>>>>

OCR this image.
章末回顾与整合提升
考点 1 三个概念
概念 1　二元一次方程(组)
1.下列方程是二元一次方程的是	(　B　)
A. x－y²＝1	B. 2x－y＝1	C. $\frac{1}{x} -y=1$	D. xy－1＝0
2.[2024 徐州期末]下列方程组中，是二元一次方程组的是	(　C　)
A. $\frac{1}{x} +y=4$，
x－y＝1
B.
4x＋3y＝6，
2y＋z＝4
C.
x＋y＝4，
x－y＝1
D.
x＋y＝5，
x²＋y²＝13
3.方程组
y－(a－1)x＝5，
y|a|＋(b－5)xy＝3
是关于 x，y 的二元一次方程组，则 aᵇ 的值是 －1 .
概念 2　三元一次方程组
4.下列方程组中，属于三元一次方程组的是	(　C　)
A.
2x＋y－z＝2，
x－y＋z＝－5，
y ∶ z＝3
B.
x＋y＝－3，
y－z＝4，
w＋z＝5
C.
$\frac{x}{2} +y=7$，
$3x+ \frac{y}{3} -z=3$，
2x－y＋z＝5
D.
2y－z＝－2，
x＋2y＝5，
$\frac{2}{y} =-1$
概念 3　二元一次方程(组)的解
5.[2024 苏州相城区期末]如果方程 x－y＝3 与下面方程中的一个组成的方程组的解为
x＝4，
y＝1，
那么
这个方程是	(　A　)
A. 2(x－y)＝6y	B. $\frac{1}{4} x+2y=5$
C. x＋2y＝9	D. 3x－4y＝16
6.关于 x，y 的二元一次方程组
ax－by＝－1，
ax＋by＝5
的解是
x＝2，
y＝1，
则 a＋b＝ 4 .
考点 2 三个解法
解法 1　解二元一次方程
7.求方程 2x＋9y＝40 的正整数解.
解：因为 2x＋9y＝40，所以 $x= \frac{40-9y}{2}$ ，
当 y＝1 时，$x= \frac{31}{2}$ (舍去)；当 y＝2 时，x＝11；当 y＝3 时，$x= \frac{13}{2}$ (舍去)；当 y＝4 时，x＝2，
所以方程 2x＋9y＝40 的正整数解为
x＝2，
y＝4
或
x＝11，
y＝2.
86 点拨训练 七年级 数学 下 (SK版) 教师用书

<<<<

Aim of the task
The entries above must be returned in full, exactly as shown.

Response to this task
OCR this image.
章末回顾与整合提升
考点 1 三个概念
概念 1　二元一次方程(组)
1.下列方程是二元一次方程的是	(　B　)
A. x－y²＝1	B. 2x－y＝1	C. $\frac{1}{x} -y=1$	D. xy－1＝0
2.[2024 徐州期末]下列方程组中，是二元一次方程组的是	(　C　)
A. $\frac{1}{x} +y=4$，
x－y＝1
B.
4x＋3y＝6，
2y＋z＝4
C.
x＋y＝4，
x－y＝1
D.
x＋y＝5，
x²＋y²＝13
3.方程组
y－(a－1)x＝5，
y|a|＋(b－5)xy＝3
是关于 x，y 的二元一次方程组，则 aᵇ 的值是 －1 .
概念 2　三元一次方程组
4.下列方程组中，属于三元一次方程组的是	(　C　)
A.
2x＋y－z＝2，
x－y＋z＝－5，
y ∶ z＝3
B.
x＋y＝－3，
y－z＝4，
w＋z＝5
C.
$\frac{x}{2} +y=7$，
$3x+ \frac{y}{3} -z=3$，
2x－y＋z＝5
D.
2y－z＝－2，
x＋2y＝5，
$\frac{2}{y} =-1$
概念 3　二元一次方程(组)的解
5.[2024 苏州相城区期末]如果方程 x－y＝3 与下面方程中的一个组成的方程组的解为
x＝4，
y＝1，
那么
这个方程是	(　A　)
A. 2(x－y)＝6y	B. $\frac{1}{4} x+2y=5$
C. x＋2y＝9	D. 3x－4y＝16
6.关于 x，y 的二元一次方程组
ax－by＝－1，
ax＋by＝5
的解是
x＝2，
y＝1，
则 a＋b＝ 4 .
考点 2 三个解法
解法 1　解二元一次方程
7.求方程 2x＋9y＝40 的正整数解.
解：因为 2x＋9y＝40，所以 $x= \frac{40-9y}{2}$ ，
当 y＝1 时，$x= \frac{31}{2}$ (舍去)；当 y＝2 时，x＝11；当 y＝3 时，$x= \frac{13}{2}$ (舍去)；当 y＝4 时，x＝2，
所以方程 2x＋9y＝40 的正整数解为
x＝2，
y＝4
或
x＝11，
y＝2.
86 点拨训练 七年级 数学 下 (SK版) 教师用书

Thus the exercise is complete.